Rows from a dataset:
(begin)

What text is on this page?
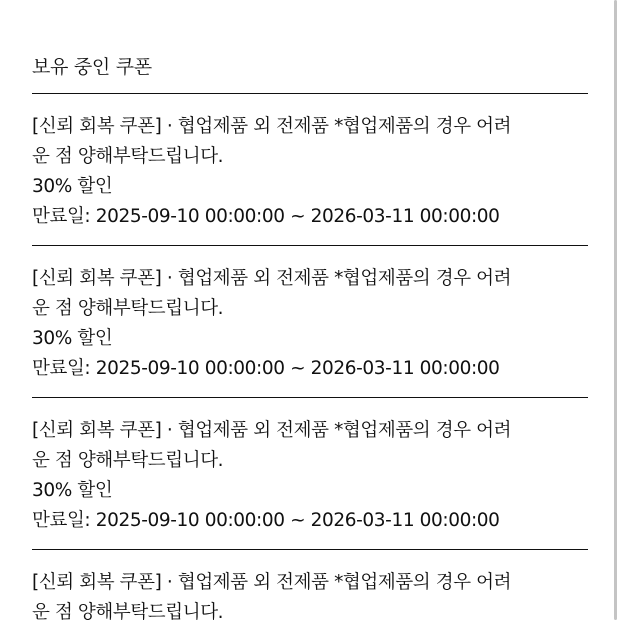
보유 중인 쿠폰

[신뢰 회복 쿠폰] · 협업제품 외 전제품 *협업제품의 경우 어려

운 점 양해부탁드립니다.

30% 할인

만료일: 2025-09-10 00:00:00 ~ 2026-03-11 00:00:00

[신뢰 회복 쿠폰] · 협업제품 외 전제품 *협업제품의 경우 어려

운 점 양해부탁드립니다.

30% 할인

만료일: 2025-09-10 00:00:00 ~ 2026-03-11 00:00:00

[신뢰 회복 쿠폰] · 협업제품 외 전제품 *협업제품의 경우 어려

운 점 양해부탁드립니다.

30% 할인

만료일: 2025-09-10 00:00:00 ~ 2026-03-11 00:00:00

[신뢰 회복 쿠폰] · 협업제품 외 전제품 *협업제품의 경우 어려

운 점 양해부탁드립니다.
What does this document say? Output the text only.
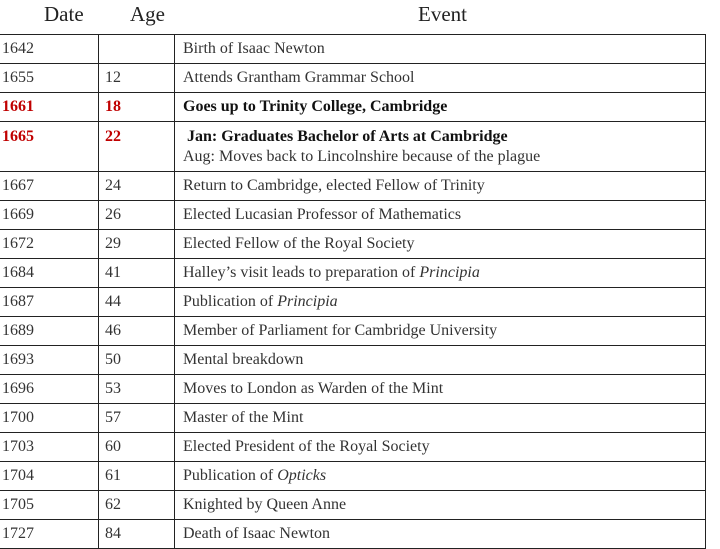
Date Age	Event
1642		Birth of Isaac Newton
1655	12	Attends Grantham Grammar School
1661	18	Goes up to Trinity College, Cambridge
1665	22	Jan: Graduates Bachelor of Arts at Cambridge
Aug: Moves back to Lincolnshire because of the plague

1667	24	Return to Cambridge, elected Fellow of Trinity
1669	26	Elected Lucasian Professor of Mathematics
1672	29	Elected Fellow of the Royal Society
1684	41	Halley’s visit leads to preparation of Principia
1687	44	Publication of Principia
1689	46	Member of Parliament for Cambridge University
1693	50	Mental breakdown
1696	53	Moves to London as Warden of the Mint
1700	57	Master of the Mint
1703	60	Elected President of the Royal Society
1704	61	Publication of Opticks
1705	62	Knighted by Queen Anne
1727	84	Death of Isaac Newton
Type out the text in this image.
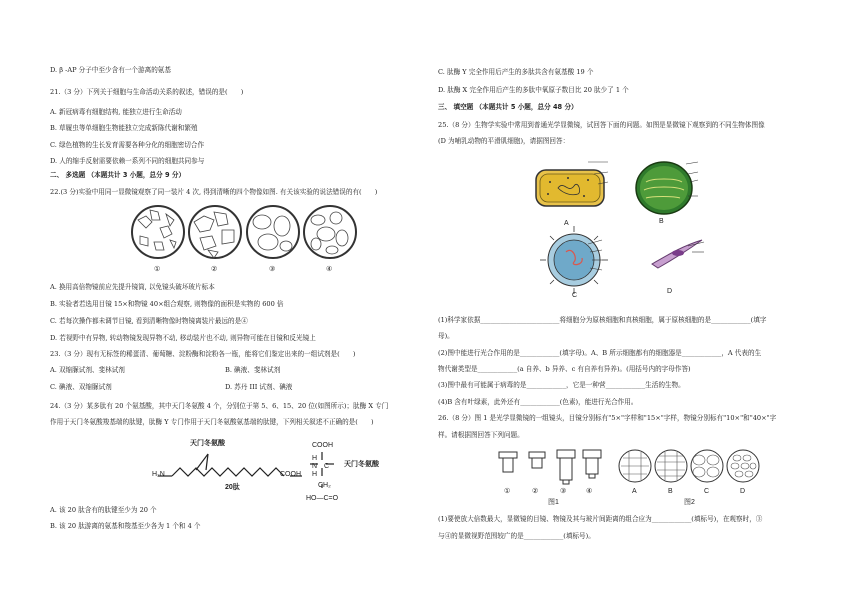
D. β -AP 分子中至少含有一个游离的氨基
21.（3 分）下列关于细胞与生命活动关系的叙述，错误的是(　　)
A. 新冠病毒有细胞结构, 能独立进行生命活动
B. 草履虫等单细胞生物能独立完成新陈代谢和繁殖
C. 绿色植物的生长发育需要各种分化的细胞密切合作
D. 人的缩手反射需要依赖一系列不同的细胞共同参与
二、 多选题 （本题共计 3 小题，总分 9 分）
22.(3 分)实验中用同一显微镜观察了同一装片 4 次, 得到清晰的四个物像如图. 有关该实验的说法错误的有(　　)
①	②	③	④
A. 换用高倍物镜前应先提升镜筒, 以免镜头破坏玻片标本
B. 实验者若选用目镜 15×和物镜 40×组合观察, 则物像的面积是实物的 600 倍
C. 若每次操作都未调节目镜, 看到清晰物像时物镜离装片最远的是④
D. 若视野中有异物, 转动物镜发现异物不动, 移动装片也不动, 则异物可能在目镜和反光镜上
23.（3 分）现有无标签的稀蛋清、葡萄糖、淀粉酶和淀粉各一瓶，能将它们鉴定出来的一组试剂是(　　)
A. 双缩脲试剂、斐林试剂	B. 碘液、斐林试剂
C. 碘液、双缩脲试剂	D. 苏丹 III 试剂、碘液
24.（3 分）某多肽有 20 个氨基酸，其中天门冬氨酸 4 个，分别位于第 5、6、15、20 位(如图所示)；肽酶 X 专门
作用于天门冬氨酸羧基端的肽键，肽酶 Y 专门作用于天门冬氨酸氨基端的肽键，下列相关叙述不正确的是(　　)
天门冬氨酸
H₂N	COOH
20肽
COOH
H
N C
H
天门冬氨酸
CH₂
HO—C=O
A. 该 20 肽含有的肽键至少为 20 个
B. 该 20 肽游离的氨基和羧基至少各为 1 个和 4 个
C. 肽酶 Y 完全作用后产生的多肽共含有氨基酸 19 个
D. 肽酶 X 完全作用后产生的多肽中氧原子数目比 20 肽少了 1 个
三、 填空题 （本题共计 5 小题，总分 48 分）
25.（8 分）生物学实验中常用到普通光学显微镜，试回答下面的问题。如图是显微镜下观察到的不同生物体图像
(D 为哺乳动物的平滑肌细胞)，请据图回答：
A	B
C
D
(1)科学家依据________________________将细胞分为原核细胞和真核细胞，属于原核细胞的是____________(填字
母)。
(2)图中能进行光合作用的是____________(填字母)。A、B 所示细胞都有的细胞器是____________，A 代表的生
物代谢类型是____________(a 自养、b 异养、c 有自养有异养)。(用括号内的字母作答)
(3)图中最有可能属于病毒的是____________，它是一种营____________生活的生物。
(4)B 含有叶绿素，此外还有____________(色素)，能进行光合作用。
26.（8 分）图 1 是光学显微镜的一组镜头，目镜分别标有"5×"字样和"15×"字样，物镜分别标有"10×"和"40×"字
样。请根据图回答下列问题。
①	②	③	④	A	B	C	D
图1	图2
(1)要使放大倍数最大，显微镜的目镜、物镜及其与玻片间距离的组合应为____________(填标号)，在观察时，③
与④的显微视野范围较广的是____________(填标号)。
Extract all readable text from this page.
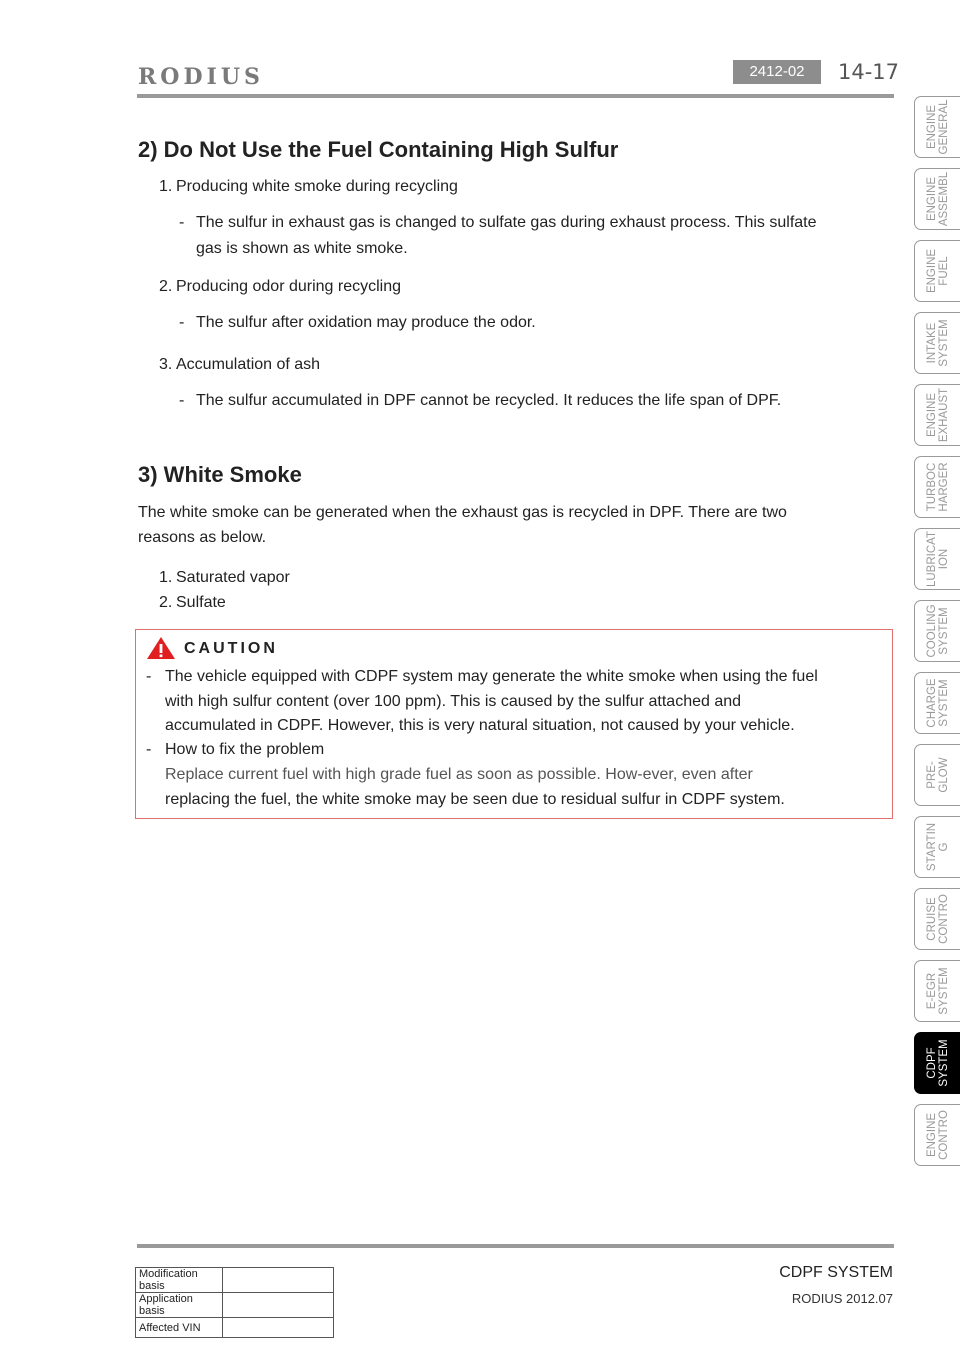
RODIUS	2412-02	14-17
2) Do Not Use the Fuel Containing High Sulfur
1. Producing white smoke during recycling
- The sulfur in exhaust gas is changed to sulfate gas during exhaust process. This sulfate
gas is shown as white smoke.
2. Producing odor during recycling
- The sulfur after oxidation may produce the odor.
3. Accumulation of ash
- The sulfur accumulated in DPF cannot be recycled. It reduces the life span of DPF.
3) White Smoke
The white smoke can be generated when the exhaust gas is recycled in DPF. There are two
reasons as below.
1. Saturated vapor
2. Sulfate
CAUTION
- The vehicle equipped with CDPF system may generate the white smoke when using the fuel
with high sulfur content (over 100 ppm). This is caused by the sulfur attached and
accumulated in CDPF. However, this is very natural situation, not caused by your vehicle.
- How to fix the problem
Replace current fuel with high grade fuel as soon as possible. How-ever, even after
replacing the fuel, the white smoke may be seen due to residual sulfur in CDPF system.
CDPF SYSTEM
RODIUS 2012.07
Modification basis	
Application basis	
Affected VIN	
ENGINE
GENERAL
ENGINE
ASSEMBL
ENGINE
FUEL
INTAKE
SYSTEM
ENGINE
EXHAUST
TURBOC
HARGER
LUBRICAT
ION
COOLING
SYSTEM
CHARGE
SYSTEM
PRE-
GLOW
STARTIN
G
CRUISE
CONTRO
E-EGR
SYSTEM
CDPF
SYSTEM
ENGINE
CONTRO
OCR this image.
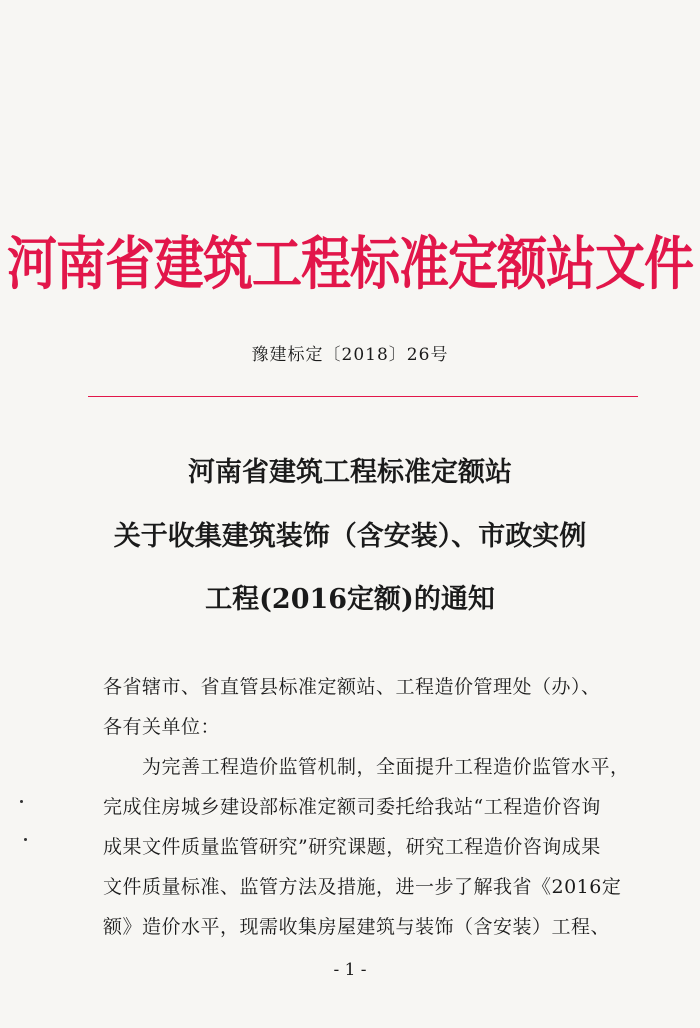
河南省建筑工程标准定额站文件
豫建标定〔2018〕26号
河南省建筑工程标准定额站
关于收集建筑装饰（含安装）、市政实例
工程(2016定额)的通知
各省辖市、省直管县标准定额站、工程造价管理处（办）、
各有关单位：
为完善工程造价监管机制，全面提升工程造价监管水平，
完成住房城乡建设部标准定额司委托给我站“工程造价咨询
成果文件质量监管研究”研究课题，研究工程造价咨询成果
文件质量标准、监管方法及措施，进一步了解我省《2016定
额》造价水平，现需收集房屋建筑与装饰（含安装）工程、
- 1 -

(end)

TASK INSTRUCTIONS:
Give every record back exactly as it reads, with no images.

FULL RESPONSE:
What text is on this page?
보유 중인 쿠폰

[신뢰 회복 쿠폰] · 협업제품 외 전제품 *협업제품의 경우 어려

운 점 양해부탁드립니다.

30% 할인

만료일: 2025-09-10 00:00:00 ~ 2026-03-11 00:00:00

[신뢰 회복 쿠폰] · 협업제품 외 전제품 *협업제품의 경우 어려

운 점 양해부탁드립니다.

30% 할인

만료일: 2025-09-10 00:00:00 ~ 2026-03-11 00:00:00

[신뢰 회복 쿠폰] · 협업제품 외 전제품 *협업제품의 경우 어려

운 점 양해부탁드립니다.

30% 할인

만료일: 2025-09-10 00:00:00 ~ 2026-03-11 00:00:00

[신뢰 회복 쿠폰] · 협업제품 외 전제품 *협업제품의 경우 어려

운 점 양해부탁드립니다.
What does this document say? Output the text only.
Date Age	Event
1642		Birth of Isaac Newton
1655	12	Attends Grantham Grammar School
1661	18	Goes up to Trinity College, Cambridge
1665	22	Jan: Graduates Bachelor of Arts at Cambridge
Aug: Moves back to Lincolnshire because of the plague

1667	24	Return to Cambridge, elected Fellow of Trinity
1669	26	Elected Lucasian Professor of Mathematics
1672	29	Elected Fellow of the Royal Society
1684	41	Halley’s visit leads to preparation of Principia
1687	44	Publication of Principia
1689	46	Member of Parliament for Cambridge University
1693	50	Mental breakdown
1696	53	Moves to London as Warden of the Mint
1700	57	Master of the Mint
1703	60	Elected President of the Royal Society
1704	61	Publication of Opticks
1705	62	Knighted by Queen Anne
1727	84	Death of Isaac Newton
Type out the text in this image.
D. β -AP 分子中至少含有一个游离的氨基
21.（3 分）下列关于细胞与生命活动关系的叙述，错误的是(　　)
A. 新冠病毒有细胞结构, 能独立进行生命活动
B. 草履虫等单细胞生物能独立完成新陈代谢和繁殖
C. 绿色植物的生长发育需要各种分化的细胞密切合作
D. 人的缩手反射需要依赖一系列不同的细胞共同参与
二、 多选题 （本题共计 3 小题，总分 9 分）
22.(3 分)实验中用同一显微镜观察了同一装片 4 次, 得到清晰的四个物像如图. 有关该实验的说法错误的有(　　)
①	②	③	④
A. 换用高倍物镜前应先提升镜筒, 以免镜头破坏玻片标本
B. 实验者若选用目镜 15×和物镜 40×组合观察, 则物像的面积是实物的 600 倍
C. 若每次操作都未调节目镜, 看到清晰物像时物镜离装片最远的是④
D. 若视野中有异物, 转动物镜发现异物不动, 移动装片也不动, 则异物可能在目镜和反光镜上
23.（3 分）现有无标签的稀蛋清、葡萄糖、淀粉酶和淀粉各一瓶，能将它们鉴定出来的一组试剂是(　　)
A. 双缩脲试剂、斐林试剂	B. 碘液、斐林试剂
C. 碘液、双缩脲试剂	D. 苏丹 III 试剂、碘液
24.（3 分）某多肽有 20 个氨基酸，其中天门冬氨酸 4 个，分别位于第 5、6、15、20 位(如图所示)；肽酶 X 专门
作用于天门冬氨酸羧基端的肽键，肽酶 Y 专门作用于天门冬氨酸氨基端的肽键，下列相关叙述不正确的是(　　)
天门冬氨酸
H₂N	COOH
20肽
COOH
H
N C
H
天门冬氨酸
CH₂
HO—C=O
A. 该 20 肽含有的肽键至少为 20 个
B. 该 20 肽游离的氨基和羧基至少各为 1 个和 4 个
C. 肽酶 Y 完全作用后产生的多肽共含有氨基酸 19 个
D. 肽酶 X 完全作用后产生的多肽中氧原子数目比 20 肽少了 1 个
三、 填空题 （本题共计 5 小题，总分 48 分）
25.（8 分）生物学实验中常用到普通光学显微镜，试回答下面的问题。如图是显微镜下观察到的不同生物体图像
(D 为哺乳动物的平滑肌细胞)，请据图回答：
A	B
C
D
(1)科学家依据________________________将细胞分为原核细胞和真核细胞，属于原核细胞的是____________(填字
母)。
(2)图中能进行光合作用的是____________(填字母)。A、B 所示细胞都有的细胞器是____________，A 代表的生
物代谢类型是____________(a 自养、b 异养、c 有自养有异养)。(用括号内的字母作答)
(3)图中最有可能属于病毒的是____________，它是一种营____________生活的生物。
(4)B 含有叶绿素，此外还有____________(色素)，能进行光合作用。
26.（8 分）图 1 是光学显微镜的一组镜头，目镜分别标有"5×"字样和"15×"字样，物镜分别标有"10×"和"40×"字
样。请根据图回答下列问题。
①	②	③	④	A	B	C	D
图1	图2
(1)要使放大倍数最大，显微镜的目镜、物镜及其与玻片间距离的组合应为____________(填标号)，在观察时，③
与④的显微视野范围较广的是____________(填标号)。
Extract all readable text from this page.
RODIUS	2412-02	14-17
2) Do Not Use the Fuel Containing High Sulfur
1. Producing white smoke during recycling
- The sulfur in exhaust gas is changed to sulfate gas during exhaust process. This sulfate
gas is shown as white smoke.
2. Producing odor during recycling
- The sulfur after oxidation may produce the odor.
3. Accumulation of ash
- The sulfur accumulated in DPF cannot be recycled. It reduces the life span of DPF.
3) White Smoke
The white smoke can be generated when the exhaust gas is recycled in DPF. There are two
reasons as below.
1. Saturated vapor
2. Sulfate
CAUTION
- The vehicle equipped with CDPF system may generate the white smoke when using the fuel
with high sulfur content (over 100 ppm). This is caused by the sulfur attached and
accumulated in CDPF. However, this is very natural situation, not caused by your vehicle.
- How to fix the problem
Replace current fuel with high grade fuel as soon as possible. How-ever, even after
replacing the fuel, the white smoke may be seen due to residual sulfur in CDPF system.
CDPF SYSTEM
RODIUS 2012.07
Modification basis	
Application basis	
Affected VIN	
ENGINE
GENERAL
ENGINE
ASSEMBL
ENGINE
FUEL
INTAKE
SYSTEM
ENGINE
EXHAUST
TURBOC
HARGER
LUBRICAT
ION
COOLING
SYSTEM
CHARGE
SYSTEM
PRE-
GLOW
STARTIN
G
CRUISE
CONTRO
E-EGR
SYSTEM
CDPF
SYSTEM
ENGINE
CONTRO
OCR this image.
河南省建筑工程标准定额站文件
豫建标定〔2018〕26号
河南省建筑工程标准定额站
关于收集建筑装饰（含安装）、市政实例
工程(2016定额)的通知
各省辖市、省直管县标准定额站、工程造价管理处（办）、
各有关单位：
为完善工程造价监管机制，全面提升工程造价监管水平，
完成住房城乡建设部标准定额司委托给我站“工程造价咨询
成果文件质量监管研究”研究课题，研究工程造价咨询成果
文件质量标准、监管方法及措施，进一步了解我省《2016定
额》造价水平，现需收集房屋建筑与装饰（含安装）工程、
- 1 -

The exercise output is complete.